= Goal of the exercise =
From the entries provided below, copy each line that contains the word "total".

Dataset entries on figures
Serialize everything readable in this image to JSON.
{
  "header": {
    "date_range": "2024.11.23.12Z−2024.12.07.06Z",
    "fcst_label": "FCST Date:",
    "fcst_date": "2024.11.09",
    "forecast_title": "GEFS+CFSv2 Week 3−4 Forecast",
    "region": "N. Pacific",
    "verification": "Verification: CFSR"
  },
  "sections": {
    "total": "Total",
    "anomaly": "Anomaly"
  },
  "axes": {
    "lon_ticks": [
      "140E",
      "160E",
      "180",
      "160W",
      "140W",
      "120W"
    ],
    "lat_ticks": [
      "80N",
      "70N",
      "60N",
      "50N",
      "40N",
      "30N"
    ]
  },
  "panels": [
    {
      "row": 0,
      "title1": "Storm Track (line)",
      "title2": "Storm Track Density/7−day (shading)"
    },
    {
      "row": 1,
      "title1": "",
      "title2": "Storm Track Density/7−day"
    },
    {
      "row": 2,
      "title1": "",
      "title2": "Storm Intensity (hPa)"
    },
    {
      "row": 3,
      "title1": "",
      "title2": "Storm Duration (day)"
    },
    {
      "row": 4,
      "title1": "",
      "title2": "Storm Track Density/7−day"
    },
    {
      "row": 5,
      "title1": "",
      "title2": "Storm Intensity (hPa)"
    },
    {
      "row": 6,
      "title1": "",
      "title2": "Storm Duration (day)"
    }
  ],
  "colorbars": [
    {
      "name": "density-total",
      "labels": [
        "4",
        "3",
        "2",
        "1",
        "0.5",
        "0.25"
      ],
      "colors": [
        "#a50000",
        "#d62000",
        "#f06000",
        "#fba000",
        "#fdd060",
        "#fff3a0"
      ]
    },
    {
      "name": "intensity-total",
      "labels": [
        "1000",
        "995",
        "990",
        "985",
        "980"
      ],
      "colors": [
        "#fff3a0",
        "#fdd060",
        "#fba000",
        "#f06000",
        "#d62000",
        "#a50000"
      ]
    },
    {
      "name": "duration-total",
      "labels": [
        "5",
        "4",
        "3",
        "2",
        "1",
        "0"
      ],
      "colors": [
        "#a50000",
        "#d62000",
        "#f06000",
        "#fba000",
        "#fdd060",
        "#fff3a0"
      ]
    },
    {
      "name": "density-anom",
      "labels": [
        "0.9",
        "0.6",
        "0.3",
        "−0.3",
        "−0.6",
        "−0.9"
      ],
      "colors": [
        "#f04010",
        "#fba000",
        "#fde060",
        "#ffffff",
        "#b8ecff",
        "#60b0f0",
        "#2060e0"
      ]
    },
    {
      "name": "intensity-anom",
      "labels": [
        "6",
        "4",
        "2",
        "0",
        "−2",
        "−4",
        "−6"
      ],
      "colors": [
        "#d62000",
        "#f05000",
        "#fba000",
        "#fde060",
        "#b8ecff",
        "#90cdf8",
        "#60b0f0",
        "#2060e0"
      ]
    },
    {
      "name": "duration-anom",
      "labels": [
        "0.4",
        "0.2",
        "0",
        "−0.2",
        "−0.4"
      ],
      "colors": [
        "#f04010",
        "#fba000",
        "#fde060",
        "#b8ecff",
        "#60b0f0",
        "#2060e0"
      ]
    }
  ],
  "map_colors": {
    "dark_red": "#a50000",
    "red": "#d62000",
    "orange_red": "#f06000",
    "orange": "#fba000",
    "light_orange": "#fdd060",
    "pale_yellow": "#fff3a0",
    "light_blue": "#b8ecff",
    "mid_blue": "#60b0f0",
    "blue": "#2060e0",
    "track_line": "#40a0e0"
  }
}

= Result for this exercise =
    "total": "Total",
      "name": "density-total",
      "name": "intensity-total",
      "name": "duration-total",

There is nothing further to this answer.